- TASK BRIEF -
Tell how many lines include the string "SonarScanner". Answer with a single number.

- WORKING DATA -
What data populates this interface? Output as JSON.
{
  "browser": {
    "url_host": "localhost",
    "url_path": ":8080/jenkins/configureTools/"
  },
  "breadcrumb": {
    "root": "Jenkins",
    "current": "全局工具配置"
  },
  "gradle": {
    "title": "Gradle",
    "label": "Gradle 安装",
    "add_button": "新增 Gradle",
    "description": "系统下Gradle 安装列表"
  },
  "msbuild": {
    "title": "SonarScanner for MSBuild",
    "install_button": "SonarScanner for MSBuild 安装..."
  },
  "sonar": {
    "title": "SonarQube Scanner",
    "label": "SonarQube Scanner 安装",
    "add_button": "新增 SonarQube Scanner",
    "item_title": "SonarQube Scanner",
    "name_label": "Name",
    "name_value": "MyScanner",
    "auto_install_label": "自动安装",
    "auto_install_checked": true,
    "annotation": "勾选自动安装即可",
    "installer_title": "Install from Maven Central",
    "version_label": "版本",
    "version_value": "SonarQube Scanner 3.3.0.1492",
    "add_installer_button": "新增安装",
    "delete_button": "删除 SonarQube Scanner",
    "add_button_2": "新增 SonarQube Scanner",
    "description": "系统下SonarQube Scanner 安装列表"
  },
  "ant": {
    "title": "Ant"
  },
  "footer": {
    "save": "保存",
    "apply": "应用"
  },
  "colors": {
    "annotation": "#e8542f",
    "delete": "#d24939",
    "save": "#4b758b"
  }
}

- OUTPUT FOR THIS TASK -
2